Make an exact copy of the records, with the images left out.

Data section =>
START
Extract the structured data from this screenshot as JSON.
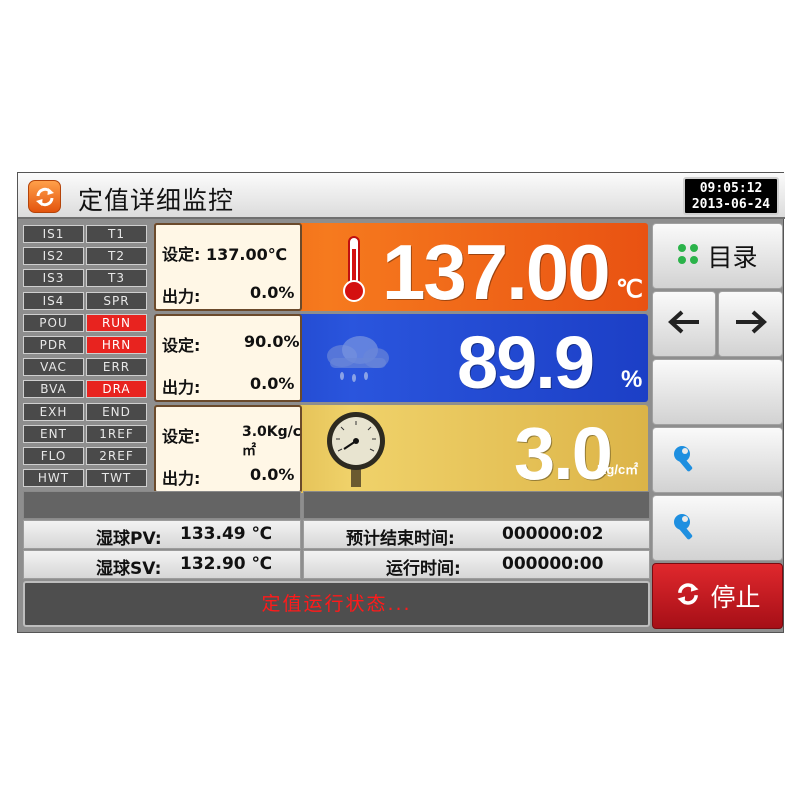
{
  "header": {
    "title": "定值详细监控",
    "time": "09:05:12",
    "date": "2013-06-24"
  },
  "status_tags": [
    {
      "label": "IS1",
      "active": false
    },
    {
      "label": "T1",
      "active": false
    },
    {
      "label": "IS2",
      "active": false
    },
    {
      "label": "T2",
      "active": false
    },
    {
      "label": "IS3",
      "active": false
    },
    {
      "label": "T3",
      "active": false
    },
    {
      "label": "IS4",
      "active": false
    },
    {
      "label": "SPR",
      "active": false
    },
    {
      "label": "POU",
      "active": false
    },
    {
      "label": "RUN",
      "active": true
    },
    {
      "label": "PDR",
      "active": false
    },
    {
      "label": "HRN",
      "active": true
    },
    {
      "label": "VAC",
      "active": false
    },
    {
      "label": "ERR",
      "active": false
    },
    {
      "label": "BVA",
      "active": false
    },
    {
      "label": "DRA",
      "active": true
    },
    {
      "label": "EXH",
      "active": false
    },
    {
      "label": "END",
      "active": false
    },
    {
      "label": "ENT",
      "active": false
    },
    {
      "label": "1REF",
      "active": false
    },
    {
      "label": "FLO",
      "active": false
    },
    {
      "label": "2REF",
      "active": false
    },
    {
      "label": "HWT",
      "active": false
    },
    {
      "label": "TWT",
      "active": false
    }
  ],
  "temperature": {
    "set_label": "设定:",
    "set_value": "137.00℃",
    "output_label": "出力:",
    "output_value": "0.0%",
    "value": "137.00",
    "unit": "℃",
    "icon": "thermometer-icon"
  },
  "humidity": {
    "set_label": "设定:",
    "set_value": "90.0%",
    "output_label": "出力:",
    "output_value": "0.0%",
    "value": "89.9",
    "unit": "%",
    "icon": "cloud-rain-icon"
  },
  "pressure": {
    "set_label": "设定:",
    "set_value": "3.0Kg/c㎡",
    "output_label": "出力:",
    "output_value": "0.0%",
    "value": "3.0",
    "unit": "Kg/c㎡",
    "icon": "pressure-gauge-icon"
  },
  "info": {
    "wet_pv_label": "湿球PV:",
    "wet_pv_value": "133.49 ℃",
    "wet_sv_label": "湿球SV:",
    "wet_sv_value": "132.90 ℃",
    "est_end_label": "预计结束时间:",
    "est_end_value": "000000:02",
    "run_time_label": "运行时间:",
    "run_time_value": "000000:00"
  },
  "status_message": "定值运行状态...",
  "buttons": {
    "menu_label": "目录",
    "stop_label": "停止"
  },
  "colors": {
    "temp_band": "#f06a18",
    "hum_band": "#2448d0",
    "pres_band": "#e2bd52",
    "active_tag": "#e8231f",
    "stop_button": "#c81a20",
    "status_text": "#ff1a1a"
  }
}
END
Task solution =>
Extract the structured data from this screenshot as JSON.
{
  "header": {
    "title": "定值详细监控",
    "time": "09:05:12",
    "date": "2013-06-24"
  },
  "status_tags": [
    {
      "label": "IS1",
      "active": false
    },
    {
      "label": "T1",
      "active": false
    },
    {
      "label": "IS2",
      "active": false
    },
    {
      "label": "T2",
      "active": false
    },
    {
      "label": "IS3",
      "active": false
    },
    {
      "label": "T3",
      "active": false
    },
    {
      "label": "IS4",
      "active": false
    },
    {
      "label": "SPR",
      "active": false
    },
    {
      "label": "POU",
      "active": false
    },
    {
      "label": "RUN",
      "active": true
    },
    {
      "label": "PDR",
      "active": false
    },
    {
      "label": "HRN",
      "active": true
    },
    {
      "label": "VAC",
      "active": false
    },
    {
      "label": "ERR",
      "active": false
    },
    {
      "label": "BVA",
      "active": false
    },
    {
      "label": "DRA",
      "active": true
    },
    {
      "label": "EXH",
      "active": false
    },
    {
      "label": "END",
      "active": false
    },
    {
      "label": "ENT",
      "active": false
    },
    {
      "label": "1REF",
      "active": false
    },
    {
      "label": "FLO",
      "active": false
    },
    {
      "label": "2REF",
      "active": false
    },
    {
      "label": "HWT",
      "active": false
    },
    {
      "label": "TWT",
      "active": false
    }
  ],
  "temperature": {
    "set_label": "设定:",
    "set_value": "137.00℃",
    "output_label": "出力:",
    "output_value": "0.0%",
    "value": "137.00",
    "unit": "℃",
    "icon": "thermometer-icon"
  },
  "humidity": {
    "set_label": "设定:",
    "set_value": "90.0%",
    "output_label": "出力:",
    "output_value": "0.0%",
    "value": "89.9",
    "unit": "%",
    "icon": "cloud-rain-icon"
  },
  "pressure": {
    "set_label": "设定:",
    "set_value": "3.0Kg/c㎡",
    "output_label": "出力:",
    "output_value": "0.0%",
    "value": "3.0",
    "unit": "Kg/c㎡",
    "icon": "pressure-gauge-icon"
  },
  "info": {
    "wet_pv_label": "湿球PV:",
    "wet_pv_value": "133.49 ℃",
    "wet_sv_label": "湿球SV:",
    "wet_sv_value": "132.90 ℃",
    "est_end_label": "预计结束时间:",
    "est_end_value": "000000:02",
    "run_time_label": "运行时间:",
    "run_time_value": "000000:00"
  },
  "status_message": "定值运行状态...",
  "buttons": {
    "menu_label": "目录",
    "stop_label": "停止"
  },
  "colors": {
    "temp_band": "#f06a18",
    "hum_band": "#2448d0",
    "pres_band": "#e2bd52",
    "active_tag": "#e8231f",
    "stop_button": "#c81a20",
    "status_text": "#ff1a1a"
  }
}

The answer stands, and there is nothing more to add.